Seek out every line containing the word "社区辅助工作人员", and copy each.

SUPPLIED DATA »
— BEGIN —

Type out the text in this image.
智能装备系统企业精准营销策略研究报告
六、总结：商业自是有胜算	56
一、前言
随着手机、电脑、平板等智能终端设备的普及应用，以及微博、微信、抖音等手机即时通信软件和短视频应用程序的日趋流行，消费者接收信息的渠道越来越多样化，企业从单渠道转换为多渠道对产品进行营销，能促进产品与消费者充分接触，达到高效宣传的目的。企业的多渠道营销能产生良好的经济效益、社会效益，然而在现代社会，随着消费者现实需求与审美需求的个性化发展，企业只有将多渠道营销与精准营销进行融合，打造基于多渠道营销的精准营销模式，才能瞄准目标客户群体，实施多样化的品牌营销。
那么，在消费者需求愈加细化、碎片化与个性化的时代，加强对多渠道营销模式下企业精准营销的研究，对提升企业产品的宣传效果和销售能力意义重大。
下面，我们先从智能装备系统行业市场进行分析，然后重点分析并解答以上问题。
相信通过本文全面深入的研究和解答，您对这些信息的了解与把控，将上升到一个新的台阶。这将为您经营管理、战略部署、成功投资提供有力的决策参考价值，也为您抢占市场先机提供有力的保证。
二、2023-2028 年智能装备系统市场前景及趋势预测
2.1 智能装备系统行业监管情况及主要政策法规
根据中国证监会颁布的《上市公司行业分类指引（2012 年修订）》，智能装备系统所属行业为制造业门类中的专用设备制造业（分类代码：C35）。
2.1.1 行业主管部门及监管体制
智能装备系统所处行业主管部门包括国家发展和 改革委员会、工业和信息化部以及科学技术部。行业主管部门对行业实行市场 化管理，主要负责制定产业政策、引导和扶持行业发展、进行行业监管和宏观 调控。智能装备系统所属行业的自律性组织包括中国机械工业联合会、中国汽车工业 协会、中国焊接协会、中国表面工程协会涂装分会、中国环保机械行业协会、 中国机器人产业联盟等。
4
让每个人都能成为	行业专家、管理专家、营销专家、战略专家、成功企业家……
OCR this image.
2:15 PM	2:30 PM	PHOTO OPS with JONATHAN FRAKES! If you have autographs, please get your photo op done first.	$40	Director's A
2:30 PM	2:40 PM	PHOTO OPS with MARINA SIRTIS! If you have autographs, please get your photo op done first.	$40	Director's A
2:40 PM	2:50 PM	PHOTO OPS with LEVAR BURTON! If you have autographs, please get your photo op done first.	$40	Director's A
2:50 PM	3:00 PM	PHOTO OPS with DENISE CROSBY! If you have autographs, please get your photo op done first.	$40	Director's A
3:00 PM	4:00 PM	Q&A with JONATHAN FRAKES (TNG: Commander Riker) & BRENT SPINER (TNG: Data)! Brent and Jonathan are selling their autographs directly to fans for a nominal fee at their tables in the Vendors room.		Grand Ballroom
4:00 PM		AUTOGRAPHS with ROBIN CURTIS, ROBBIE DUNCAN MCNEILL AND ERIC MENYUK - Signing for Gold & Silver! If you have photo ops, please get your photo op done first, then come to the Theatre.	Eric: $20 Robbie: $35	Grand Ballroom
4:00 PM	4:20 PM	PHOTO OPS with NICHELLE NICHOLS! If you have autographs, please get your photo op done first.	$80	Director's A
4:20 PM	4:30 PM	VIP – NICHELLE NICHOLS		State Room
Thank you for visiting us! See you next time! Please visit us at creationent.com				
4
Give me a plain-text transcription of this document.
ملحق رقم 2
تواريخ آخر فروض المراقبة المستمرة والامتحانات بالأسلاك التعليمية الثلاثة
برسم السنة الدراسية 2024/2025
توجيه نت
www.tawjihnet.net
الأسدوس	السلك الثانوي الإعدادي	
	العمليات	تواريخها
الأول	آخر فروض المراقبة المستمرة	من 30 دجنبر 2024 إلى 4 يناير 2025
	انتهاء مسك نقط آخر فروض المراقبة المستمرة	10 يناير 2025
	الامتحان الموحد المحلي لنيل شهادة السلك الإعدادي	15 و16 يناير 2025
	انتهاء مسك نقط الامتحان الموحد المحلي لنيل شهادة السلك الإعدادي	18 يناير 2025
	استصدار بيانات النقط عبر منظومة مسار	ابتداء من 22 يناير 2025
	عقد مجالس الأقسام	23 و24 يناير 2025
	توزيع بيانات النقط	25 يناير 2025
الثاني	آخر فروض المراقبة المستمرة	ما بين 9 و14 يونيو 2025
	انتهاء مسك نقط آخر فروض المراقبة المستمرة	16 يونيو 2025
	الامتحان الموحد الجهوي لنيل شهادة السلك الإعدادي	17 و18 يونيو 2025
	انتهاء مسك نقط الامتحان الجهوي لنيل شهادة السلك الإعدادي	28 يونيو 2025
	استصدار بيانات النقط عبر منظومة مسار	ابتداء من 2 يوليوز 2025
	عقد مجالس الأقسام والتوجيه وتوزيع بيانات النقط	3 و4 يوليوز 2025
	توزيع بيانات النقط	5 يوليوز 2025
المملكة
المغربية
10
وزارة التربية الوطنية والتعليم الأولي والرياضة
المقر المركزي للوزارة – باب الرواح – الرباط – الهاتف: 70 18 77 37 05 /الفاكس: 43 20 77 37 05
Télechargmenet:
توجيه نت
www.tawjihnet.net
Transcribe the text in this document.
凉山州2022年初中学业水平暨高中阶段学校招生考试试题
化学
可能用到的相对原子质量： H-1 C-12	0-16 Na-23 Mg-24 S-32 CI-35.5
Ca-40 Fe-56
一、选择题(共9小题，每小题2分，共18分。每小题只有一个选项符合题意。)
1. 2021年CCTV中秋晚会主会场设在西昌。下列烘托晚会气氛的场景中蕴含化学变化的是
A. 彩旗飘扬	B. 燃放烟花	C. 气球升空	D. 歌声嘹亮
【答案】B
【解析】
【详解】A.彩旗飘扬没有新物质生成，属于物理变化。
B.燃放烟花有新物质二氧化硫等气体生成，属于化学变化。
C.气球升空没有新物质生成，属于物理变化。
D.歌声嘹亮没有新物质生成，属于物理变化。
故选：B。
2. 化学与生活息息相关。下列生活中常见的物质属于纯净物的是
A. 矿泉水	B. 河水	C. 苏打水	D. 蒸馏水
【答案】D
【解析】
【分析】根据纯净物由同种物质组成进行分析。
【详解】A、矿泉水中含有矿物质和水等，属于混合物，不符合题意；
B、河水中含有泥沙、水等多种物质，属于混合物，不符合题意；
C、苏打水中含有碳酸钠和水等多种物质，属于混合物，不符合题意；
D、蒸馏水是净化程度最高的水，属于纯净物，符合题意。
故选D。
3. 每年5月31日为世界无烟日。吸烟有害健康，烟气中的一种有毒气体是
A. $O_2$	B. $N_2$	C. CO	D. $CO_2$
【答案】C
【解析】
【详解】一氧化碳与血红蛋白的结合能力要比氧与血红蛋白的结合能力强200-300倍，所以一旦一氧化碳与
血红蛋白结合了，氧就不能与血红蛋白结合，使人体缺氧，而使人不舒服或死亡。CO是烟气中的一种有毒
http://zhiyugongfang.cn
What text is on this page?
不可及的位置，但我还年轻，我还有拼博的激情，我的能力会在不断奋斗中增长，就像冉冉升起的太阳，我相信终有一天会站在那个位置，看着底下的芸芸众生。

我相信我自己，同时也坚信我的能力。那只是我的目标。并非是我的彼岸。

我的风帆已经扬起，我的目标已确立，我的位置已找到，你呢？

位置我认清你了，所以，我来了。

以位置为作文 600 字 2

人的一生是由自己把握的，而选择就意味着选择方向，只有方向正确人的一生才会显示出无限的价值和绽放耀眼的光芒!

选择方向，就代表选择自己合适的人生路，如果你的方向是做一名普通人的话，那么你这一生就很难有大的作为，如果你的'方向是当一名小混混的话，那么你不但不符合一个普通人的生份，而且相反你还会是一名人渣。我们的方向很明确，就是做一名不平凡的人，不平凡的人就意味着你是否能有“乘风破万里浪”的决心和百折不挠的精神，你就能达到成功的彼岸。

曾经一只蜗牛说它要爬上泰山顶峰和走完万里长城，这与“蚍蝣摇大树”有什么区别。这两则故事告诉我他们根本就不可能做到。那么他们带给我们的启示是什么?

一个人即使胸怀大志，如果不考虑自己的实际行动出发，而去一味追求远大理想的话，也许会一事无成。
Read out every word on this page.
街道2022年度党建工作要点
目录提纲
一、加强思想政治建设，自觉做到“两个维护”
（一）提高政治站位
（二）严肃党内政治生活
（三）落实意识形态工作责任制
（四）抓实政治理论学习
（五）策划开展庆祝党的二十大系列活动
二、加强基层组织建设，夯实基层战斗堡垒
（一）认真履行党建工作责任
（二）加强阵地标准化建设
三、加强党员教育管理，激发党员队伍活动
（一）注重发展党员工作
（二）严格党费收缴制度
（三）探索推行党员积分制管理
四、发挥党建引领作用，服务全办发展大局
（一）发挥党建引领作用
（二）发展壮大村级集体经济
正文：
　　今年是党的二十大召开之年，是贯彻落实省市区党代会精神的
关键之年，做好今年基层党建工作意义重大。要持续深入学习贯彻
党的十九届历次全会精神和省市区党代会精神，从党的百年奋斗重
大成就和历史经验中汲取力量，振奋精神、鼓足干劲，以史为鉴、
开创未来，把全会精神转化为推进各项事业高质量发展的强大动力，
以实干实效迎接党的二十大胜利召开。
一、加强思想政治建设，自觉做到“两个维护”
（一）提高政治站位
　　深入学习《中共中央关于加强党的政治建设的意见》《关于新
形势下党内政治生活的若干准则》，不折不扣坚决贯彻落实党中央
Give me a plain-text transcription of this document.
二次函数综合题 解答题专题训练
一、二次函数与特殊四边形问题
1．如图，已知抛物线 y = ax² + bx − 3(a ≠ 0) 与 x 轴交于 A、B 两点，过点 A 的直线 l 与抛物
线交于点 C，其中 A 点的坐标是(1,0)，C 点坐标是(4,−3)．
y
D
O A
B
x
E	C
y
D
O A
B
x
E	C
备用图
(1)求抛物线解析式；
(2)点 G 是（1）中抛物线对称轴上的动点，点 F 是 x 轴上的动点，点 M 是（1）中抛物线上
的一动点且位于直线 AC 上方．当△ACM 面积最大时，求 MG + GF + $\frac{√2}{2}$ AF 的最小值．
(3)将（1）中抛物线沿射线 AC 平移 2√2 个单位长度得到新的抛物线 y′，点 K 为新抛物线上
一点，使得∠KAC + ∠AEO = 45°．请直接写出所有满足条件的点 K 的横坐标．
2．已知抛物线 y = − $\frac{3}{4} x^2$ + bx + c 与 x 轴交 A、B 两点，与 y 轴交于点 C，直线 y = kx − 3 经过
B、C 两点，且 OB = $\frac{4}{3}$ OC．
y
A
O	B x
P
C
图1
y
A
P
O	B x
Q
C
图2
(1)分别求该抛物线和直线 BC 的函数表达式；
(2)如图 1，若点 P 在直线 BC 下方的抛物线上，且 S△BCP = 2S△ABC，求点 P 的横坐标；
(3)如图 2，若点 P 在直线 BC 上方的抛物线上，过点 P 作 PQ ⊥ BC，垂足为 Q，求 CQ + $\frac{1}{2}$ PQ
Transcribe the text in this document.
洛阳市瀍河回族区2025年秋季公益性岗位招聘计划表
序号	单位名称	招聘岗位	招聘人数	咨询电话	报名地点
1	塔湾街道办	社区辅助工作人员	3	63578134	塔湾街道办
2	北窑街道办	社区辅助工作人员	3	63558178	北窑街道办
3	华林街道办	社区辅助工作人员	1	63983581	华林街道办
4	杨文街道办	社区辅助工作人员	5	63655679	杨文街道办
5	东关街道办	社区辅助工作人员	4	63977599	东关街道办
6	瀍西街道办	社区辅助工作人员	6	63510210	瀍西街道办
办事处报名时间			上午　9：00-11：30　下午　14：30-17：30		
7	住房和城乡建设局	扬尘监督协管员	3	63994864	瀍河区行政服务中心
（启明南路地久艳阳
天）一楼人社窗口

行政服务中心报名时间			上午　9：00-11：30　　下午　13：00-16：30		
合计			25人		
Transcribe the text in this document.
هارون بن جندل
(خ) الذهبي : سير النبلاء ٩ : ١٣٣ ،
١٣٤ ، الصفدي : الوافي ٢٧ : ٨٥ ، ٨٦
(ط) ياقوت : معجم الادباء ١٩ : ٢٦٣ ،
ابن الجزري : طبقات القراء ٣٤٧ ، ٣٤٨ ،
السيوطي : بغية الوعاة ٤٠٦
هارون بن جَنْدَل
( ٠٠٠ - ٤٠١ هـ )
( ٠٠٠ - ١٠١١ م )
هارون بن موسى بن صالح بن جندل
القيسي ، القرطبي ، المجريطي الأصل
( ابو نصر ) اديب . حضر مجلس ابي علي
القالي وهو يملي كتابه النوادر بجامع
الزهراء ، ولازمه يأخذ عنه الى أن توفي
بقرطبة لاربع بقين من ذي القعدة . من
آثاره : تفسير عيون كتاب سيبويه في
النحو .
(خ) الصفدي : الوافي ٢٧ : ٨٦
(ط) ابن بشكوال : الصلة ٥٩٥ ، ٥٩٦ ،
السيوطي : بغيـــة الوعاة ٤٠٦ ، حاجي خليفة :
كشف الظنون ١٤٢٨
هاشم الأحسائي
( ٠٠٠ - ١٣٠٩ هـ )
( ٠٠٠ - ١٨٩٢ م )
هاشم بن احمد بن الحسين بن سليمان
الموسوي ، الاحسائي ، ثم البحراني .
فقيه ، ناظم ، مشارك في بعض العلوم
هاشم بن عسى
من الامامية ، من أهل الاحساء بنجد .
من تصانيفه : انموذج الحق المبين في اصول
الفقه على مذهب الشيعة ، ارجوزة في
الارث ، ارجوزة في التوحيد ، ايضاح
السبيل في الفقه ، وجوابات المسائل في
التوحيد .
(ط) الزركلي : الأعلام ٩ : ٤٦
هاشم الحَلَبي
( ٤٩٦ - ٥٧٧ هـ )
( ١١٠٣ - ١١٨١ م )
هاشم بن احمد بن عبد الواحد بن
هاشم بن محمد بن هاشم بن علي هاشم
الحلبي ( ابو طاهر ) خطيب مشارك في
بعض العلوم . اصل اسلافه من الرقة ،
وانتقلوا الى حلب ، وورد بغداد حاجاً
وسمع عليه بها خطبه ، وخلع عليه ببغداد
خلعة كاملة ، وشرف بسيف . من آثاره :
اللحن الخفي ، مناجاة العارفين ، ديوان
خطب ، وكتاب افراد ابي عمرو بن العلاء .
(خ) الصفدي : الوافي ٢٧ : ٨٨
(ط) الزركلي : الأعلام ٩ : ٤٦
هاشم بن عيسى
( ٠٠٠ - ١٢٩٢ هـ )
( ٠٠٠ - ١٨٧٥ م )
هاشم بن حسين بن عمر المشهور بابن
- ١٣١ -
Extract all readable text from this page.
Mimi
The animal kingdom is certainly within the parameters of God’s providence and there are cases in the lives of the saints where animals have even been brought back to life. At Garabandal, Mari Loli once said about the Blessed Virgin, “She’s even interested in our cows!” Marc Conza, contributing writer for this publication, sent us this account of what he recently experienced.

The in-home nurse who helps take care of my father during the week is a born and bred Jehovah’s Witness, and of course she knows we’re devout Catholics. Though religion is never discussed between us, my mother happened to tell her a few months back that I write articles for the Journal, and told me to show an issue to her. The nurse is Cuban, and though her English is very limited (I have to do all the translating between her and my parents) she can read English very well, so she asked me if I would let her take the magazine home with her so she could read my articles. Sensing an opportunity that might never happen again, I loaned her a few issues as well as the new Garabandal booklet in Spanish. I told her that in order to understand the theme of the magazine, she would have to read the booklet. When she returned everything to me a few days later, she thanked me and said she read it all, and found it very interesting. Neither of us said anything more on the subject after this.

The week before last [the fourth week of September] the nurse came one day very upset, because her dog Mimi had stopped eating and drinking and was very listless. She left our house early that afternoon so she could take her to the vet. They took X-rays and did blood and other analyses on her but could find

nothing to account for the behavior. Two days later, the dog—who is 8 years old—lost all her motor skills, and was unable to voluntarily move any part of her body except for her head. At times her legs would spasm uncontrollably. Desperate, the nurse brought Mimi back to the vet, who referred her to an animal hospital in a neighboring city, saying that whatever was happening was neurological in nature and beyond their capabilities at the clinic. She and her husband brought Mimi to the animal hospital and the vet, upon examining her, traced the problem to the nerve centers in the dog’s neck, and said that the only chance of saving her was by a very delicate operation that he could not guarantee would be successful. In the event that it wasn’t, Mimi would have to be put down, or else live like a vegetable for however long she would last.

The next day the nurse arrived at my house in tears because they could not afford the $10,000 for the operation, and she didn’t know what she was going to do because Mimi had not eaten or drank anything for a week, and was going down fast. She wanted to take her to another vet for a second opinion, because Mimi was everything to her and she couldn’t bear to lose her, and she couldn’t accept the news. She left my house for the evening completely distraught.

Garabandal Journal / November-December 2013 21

— END —

RESPONSE TO THIS EXERCISE »
1	塔湾街道办	社区辅助工作人员	3	63578134	塔湾街道办
2	北窑街道办	社区辅助工作人员	3	63558178	北窑街道办
3	华林街道办	社区辅助工作人员	1	63983581	华林街道办
4	杨文街道办	社区辅助工作人员	5	63655679	杨文街道办
5	东关街道办	社区辅助工作人员	4	63977599	东关街道办
6	瀍西街道办	社区辅助工作人员	6	63510210	瀍西街道办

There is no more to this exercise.